→ **Problem to work on**: Search the data for the word "ffffff" and copy every line that contains it.

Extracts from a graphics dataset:

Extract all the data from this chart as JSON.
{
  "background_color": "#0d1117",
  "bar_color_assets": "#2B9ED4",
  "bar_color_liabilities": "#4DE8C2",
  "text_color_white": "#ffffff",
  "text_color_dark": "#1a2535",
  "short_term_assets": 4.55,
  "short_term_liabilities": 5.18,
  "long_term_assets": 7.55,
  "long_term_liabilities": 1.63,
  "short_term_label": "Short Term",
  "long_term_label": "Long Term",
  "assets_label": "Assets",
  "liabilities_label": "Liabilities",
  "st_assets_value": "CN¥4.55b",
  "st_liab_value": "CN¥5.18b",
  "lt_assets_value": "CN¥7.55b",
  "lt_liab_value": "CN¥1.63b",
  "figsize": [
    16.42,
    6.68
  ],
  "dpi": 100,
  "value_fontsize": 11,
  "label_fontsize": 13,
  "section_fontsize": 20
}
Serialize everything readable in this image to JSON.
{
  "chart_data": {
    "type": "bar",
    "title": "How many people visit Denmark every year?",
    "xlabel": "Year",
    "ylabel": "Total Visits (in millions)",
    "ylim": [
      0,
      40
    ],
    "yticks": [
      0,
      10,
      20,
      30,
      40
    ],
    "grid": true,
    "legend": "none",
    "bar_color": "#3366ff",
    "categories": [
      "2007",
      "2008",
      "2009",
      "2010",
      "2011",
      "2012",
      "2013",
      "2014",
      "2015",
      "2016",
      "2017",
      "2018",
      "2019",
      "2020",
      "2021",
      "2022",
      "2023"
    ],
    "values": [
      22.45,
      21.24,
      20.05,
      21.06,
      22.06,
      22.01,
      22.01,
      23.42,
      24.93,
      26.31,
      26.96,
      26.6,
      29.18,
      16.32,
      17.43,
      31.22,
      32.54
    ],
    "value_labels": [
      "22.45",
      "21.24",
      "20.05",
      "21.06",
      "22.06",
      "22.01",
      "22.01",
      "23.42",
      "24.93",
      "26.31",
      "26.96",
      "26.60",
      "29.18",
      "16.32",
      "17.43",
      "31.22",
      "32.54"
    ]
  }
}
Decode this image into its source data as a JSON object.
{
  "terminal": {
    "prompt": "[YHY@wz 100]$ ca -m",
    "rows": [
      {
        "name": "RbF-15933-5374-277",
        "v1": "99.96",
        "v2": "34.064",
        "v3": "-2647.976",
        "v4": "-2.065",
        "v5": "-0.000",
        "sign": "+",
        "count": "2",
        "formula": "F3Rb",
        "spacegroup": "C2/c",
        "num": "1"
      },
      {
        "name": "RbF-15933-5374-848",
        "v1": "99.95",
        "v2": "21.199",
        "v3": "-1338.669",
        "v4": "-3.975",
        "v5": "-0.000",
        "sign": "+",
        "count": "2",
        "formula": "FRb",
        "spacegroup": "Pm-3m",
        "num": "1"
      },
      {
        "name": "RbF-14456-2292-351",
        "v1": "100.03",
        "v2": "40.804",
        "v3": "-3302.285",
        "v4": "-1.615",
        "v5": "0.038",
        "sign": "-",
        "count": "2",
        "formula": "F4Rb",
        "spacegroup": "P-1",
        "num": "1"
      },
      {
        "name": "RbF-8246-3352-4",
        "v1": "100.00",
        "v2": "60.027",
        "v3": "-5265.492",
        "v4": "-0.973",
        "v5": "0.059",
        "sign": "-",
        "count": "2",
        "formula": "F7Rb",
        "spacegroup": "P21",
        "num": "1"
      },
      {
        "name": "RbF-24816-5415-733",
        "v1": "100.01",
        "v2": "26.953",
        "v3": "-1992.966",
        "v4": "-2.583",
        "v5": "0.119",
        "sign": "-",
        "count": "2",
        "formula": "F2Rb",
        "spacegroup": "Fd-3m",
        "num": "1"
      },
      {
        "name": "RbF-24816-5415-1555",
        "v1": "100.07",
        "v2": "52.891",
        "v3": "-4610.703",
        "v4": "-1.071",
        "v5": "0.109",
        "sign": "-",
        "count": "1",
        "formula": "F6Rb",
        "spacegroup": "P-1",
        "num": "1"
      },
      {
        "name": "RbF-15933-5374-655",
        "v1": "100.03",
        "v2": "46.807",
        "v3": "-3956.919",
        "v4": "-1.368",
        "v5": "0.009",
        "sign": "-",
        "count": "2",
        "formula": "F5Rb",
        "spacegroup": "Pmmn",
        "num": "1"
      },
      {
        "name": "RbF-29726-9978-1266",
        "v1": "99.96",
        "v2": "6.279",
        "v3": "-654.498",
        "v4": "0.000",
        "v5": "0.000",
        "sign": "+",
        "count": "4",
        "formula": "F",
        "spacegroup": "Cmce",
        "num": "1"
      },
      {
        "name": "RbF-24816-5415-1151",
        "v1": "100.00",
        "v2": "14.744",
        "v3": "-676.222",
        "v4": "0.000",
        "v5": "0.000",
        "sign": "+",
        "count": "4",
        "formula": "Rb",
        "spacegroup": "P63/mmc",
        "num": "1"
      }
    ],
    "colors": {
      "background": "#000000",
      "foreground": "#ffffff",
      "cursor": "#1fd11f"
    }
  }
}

→ **Task result**:
  "text_color_white": "#ffffff",
      "foreground": "#ffffff",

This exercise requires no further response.